#### WHAT TO WORK ON:
Go through the listing below and gather every line with the word "this".

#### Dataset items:
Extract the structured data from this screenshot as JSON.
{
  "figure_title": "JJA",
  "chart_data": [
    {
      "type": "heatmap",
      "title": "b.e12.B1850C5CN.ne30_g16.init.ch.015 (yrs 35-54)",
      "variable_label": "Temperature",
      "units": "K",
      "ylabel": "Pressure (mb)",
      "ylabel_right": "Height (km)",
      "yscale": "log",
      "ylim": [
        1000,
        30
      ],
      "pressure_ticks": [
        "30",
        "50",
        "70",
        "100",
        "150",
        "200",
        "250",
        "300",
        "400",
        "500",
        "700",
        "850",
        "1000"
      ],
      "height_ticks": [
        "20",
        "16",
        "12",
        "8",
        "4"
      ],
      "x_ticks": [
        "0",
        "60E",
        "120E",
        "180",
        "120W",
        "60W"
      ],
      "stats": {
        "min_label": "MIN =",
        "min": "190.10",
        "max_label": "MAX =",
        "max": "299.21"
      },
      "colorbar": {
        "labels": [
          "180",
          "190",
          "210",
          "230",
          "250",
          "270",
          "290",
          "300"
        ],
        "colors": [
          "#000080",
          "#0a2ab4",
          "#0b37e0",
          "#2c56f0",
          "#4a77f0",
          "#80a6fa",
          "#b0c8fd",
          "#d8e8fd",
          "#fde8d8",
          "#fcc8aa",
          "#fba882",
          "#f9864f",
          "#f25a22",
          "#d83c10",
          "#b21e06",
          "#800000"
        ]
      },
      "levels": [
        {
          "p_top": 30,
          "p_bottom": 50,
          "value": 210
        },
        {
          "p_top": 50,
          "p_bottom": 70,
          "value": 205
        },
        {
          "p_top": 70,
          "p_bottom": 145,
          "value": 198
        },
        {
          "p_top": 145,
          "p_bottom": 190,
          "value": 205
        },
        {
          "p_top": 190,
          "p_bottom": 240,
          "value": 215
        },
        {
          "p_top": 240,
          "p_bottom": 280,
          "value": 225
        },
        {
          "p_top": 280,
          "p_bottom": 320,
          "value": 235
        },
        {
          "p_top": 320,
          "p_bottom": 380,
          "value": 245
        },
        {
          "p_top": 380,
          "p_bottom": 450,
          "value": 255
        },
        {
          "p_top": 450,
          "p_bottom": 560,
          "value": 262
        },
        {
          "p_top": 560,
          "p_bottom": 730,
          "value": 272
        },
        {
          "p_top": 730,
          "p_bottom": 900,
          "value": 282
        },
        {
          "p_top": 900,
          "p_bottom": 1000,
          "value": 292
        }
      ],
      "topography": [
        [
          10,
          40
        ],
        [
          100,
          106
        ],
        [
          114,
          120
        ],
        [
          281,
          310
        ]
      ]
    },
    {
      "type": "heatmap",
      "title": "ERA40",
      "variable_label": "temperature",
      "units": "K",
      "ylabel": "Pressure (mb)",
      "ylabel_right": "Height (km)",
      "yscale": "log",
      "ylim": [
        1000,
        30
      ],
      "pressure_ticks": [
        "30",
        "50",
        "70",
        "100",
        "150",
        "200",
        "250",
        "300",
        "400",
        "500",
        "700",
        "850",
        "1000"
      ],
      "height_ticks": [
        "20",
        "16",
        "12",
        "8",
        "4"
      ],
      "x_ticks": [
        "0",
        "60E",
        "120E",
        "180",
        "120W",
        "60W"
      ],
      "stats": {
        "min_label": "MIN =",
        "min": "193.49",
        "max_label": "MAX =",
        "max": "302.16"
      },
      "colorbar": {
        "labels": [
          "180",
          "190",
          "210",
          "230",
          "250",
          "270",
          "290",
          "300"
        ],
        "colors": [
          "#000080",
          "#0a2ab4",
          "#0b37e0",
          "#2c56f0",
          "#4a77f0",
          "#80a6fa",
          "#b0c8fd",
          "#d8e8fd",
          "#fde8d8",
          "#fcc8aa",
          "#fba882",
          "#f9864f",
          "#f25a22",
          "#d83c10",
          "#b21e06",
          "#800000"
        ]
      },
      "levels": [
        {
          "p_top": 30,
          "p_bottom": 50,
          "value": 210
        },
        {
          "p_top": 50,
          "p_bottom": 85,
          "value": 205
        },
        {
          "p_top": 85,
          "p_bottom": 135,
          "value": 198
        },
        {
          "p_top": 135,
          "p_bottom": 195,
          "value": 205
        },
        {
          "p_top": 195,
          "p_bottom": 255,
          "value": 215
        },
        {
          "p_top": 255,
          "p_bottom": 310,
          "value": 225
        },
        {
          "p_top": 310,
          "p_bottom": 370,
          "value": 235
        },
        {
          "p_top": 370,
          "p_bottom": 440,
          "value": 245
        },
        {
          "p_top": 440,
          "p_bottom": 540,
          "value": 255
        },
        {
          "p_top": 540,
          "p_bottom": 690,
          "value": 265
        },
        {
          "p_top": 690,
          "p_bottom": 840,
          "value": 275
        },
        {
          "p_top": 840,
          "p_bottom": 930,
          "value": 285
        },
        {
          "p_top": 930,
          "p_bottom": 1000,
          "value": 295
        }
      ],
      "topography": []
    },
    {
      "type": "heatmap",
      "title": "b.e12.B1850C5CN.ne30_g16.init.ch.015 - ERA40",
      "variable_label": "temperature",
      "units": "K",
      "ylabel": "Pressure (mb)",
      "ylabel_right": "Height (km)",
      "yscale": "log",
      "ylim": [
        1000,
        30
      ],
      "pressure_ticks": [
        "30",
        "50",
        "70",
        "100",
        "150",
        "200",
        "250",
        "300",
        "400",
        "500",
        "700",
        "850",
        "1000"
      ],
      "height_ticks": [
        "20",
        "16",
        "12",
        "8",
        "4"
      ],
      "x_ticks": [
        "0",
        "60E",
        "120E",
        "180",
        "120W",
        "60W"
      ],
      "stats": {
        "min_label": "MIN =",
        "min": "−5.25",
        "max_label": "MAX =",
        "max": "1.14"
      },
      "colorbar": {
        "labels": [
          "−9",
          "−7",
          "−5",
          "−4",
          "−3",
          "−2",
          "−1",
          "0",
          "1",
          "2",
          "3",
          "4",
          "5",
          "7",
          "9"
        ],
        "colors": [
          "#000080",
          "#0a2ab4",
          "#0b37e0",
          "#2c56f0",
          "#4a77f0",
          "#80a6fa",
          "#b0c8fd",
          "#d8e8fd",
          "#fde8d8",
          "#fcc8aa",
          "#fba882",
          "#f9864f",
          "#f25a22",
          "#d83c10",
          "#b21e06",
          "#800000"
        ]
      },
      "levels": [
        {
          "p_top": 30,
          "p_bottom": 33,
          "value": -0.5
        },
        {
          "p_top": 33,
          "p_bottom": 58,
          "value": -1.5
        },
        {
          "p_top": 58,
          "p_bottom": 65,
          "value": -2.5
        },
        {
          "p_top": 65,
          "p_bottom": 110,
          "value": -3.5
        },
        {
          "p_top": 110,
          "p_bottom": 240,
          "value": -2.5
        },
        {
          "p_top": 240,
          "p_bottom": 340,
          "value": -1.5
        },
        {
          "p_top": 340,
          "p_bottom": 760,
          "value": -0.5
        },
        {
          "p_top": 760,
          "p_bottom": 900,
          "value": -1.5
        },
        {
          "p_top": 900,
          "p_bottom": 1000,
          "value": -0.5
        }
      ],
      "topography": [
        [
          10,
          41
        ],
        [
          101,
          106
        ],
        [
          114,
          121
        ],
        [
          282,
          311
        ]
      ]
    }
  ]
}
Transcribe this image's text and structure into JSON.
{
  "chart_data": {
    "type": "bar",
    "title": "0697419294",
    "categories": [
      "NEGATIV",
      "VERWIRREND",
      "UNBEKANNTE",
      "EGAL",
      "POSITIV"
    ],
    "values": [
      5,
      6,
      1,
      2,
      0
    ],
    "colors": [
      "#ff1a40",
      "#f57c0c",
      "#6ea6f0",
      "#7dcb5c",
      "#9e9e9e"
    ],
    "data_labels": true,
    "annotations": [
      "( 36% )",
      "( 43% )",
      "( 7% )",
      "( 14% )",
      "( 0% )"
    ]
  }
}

#### RESULT:
Extract the structured data from this screenshot as JSON.
Transcribe this image's text and structure into JSON.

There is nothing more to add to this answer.